WORK TO BE COMPLETED: Update the items from the start through the line containing "legend-swatch-solid xyxy=(958,190,980,213)" by replacing every "y-tick-label" with "y-axis-tick", keeping everything else the same. Return only those lines.
Start of DATA FOR THE TASK
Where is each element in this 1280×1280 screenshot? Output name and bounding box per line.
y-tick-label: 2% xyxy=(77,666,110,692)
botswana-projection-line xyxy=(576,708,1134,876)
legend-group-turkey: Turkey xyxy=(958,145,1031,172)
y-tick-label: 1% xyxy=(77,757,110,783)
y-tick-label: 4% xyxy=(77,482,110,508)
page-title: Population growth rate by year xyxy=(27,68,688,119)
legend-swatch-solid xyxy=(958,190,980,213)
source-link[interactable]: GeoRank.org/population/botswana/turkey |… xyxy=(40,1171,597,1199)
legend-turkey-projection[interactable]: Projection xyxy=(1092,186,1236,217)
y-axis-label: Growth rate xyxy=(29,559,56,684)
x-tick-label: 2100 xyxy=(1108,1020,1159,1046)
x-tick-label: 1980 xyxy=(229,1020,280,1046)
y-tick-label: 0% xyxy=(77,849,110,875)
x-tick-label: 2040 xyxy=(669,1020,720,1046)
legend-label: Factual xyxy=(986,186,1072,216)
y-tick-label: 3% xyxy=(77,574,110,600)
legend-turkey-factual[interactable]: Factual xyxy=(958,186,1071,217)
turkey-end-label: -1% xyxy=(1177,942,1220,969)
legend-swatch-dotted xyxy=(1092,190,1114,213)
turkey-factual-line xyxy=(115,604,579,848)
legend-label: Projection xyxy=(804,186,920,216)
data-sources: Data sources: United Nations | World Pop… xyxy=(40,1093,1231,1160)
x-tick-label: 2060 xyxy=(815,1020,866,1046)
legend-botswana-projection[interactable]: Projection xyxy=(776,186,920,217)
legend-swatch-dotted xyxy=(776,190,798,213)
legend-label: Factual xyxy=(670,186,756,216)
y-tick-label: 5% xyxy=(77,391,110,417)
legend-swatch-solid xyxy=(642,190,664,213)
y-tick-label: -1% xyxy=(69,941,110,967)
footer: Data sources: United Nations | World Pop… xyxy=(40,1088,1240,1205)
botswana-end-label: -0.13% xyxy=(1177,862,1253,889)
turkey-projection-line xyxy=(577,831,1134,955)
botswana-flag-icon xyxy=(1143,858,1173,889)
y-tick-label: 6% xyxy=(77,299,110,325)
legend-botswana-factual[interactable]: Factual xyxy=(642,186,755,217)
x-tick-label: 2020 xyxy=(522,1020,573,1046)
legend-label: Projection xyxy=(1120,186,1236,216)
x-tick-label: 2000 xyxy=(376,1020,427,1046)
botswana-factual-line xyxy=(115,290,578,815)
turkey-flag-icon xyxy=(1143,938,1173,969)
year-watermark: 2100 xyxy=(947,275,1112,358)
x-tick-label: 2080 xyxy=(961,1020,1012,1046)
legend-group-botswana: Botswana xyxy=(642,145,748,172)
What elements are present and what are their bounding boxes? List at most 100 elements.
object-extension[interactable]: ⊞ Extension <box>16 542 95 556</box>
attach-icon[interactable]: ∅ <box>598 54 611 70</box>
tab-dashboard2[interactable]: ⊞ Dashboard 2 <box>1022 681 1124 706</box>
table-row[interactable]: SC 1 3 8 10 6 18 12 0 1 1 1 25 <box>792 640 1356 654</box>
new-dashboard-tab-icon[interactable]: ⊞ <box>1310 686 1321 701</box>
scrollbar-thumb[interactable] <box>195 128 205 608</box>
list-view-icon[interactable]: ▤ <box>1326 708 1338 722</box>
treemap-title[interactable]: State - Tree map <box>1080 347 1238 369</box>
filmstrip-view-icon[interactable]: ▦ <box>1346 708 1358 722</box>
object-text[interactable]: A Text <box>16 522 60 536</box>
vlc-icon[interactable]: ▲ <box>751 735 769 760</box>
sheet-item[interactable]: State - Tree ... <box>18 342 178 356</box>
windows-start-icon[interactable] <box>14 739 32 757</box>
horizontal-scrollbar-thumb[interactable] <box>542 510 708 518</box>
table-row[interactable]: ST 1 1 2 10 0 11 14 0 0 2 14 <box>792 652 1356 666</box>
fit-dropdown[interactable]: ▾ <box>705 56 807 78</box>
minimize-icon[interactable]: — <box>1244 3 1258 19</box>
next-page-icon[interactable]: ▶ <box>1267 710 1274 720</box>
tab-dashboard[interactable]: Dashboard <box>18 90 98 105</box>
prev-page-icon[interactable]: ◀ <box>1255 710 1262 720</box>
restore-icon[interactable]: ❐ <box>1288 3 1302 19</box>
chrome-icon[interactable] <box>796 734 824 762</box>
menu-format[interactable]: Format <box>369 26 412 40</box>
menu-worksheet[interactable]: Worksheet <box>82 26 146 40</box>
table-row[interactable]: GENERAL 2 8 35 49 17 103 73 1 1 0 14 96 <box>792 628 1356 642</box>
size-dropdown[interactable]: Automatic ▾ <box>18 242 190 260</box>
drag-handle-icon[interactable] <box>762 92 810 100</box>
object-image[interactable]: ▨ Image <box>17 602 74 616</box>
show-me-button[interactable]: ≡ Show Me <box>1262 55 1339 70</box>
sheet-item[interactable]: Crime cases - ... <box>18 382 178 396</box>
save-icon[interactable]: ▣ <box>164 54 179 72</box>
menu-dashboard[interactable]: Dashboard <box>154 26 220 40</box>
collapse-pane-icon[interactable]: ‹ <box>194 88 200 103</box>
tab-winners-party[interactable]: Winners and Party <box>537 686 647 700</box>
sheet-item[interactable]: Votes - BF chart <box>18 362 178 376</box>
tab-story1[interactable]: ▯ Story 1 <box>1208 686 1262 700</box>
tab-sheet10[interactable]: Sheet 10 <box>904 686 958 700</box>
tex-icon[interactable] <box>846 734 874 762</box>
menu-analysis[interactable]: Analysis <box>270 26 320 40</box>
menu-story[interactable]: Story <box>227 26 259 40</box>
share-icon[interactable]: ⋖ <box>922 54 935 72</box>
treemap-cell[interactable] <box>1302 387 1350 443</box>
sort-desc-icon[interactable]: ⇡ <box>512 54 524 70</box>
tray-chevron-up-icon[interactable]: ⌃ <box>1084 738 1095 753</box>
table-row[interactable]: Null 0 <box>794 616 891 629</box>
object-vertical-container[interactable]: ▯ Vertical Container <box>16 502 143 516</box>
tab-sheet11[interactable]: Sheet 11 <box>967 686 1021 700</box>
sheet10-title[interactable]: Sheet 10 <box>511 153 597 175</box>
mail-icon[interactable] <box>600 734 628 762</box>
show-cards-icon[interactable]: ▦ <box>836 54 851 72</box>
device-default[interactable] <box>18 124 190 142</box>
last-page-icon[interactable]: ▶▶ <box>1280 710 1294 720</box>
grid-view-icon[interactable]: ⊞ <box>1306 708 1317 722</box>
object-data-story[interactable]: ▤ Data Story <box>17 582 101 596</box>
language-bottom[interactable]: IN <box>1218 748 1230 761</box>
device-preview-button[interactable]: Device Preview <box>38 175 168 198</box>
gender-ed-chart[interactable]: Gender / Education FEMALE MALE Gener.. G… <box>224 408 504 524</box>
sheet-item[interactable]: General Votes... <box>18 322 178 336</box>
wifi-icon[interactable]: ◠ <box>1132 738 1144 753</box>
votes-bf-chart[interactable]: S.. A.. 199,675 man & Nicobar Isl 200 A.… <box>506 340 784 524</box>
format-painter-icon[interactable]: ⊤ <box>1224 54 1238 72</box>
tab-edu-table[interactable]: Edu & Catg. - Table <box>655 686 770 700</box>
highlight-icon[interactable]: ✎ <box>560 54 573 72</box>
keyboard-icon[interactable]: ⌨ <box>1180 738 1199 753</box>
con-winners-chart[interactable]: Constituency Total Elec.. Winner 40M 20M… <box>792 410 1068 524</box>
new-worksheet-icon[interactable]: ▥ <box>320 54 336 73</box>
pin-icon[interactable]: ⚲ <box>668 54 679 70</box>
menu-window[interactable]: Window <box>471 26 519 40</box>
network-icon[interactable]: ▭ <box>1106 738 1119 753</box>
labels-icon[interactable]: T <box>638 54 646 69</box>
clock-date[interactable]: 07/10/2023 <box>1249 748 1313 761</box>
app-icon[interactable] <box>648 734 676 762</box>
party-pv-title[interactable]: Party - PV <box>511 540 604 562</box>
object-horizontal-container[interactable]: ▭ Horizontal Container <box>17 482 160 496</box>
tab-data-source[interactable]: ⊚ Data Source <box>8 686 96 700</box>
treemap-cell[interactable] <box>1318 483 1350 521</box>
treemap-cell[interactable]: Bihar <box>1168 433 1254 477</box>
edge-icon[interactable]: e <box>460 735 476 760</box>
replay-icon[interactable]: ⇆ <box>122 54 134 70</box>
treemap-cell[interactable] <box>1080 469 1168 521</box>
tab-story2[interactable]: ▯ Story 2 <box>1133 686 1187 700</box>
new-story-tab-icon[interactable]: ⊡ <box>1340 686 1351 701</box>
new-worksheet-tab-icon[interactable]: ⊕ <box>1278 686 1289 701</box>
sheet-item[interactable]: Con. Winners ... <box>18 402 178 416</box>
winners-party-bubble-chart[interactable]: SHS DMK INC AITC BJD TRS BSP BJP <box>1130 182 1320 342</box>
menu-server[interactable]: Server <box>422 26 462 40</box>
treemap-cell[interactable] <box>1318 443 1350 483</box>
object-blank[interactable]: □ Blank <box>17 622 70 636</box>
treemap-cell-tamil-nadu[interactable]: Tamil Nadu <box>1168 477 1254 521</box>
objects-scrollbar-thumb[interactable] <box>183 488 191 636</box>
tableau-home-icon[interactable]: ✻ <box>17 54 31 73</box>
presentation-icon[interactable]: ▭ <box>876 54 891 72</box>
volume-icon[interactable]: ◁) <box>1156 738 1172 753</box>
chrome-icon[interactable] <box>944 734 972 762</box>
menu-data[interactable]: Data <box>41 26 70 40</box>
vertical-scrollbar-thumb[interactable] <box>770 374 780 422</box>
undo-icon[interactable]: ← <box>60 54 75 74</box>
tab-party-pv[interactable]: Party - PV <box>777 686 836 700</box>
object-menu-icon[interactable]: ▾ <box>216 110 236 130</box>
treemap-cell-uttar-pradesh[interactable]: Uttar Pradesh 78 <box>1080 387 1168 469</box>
End of DATA FOR THE TASK
EXPECTED OUTPUT:
Where is each element in this 1280×1280 screenshot? Output name and bounding box per line.
y-axis-tick: 2% xyxy=(77,666,110,692)
botswana-projection-line xyxy=(576,708,1134,876)
legend-group-turkey: Turkey xyxy=(958,145,1031,172)
y-axis-tick: 1% xyxy=(77,757,110,783)
y-axis-tick: 4% xyxy=(77,482,110,508)
page-title: Population growth rate by year xyxy=(27,68,688,119)
legend-swatch-solid xyxy=(958,190,980,213)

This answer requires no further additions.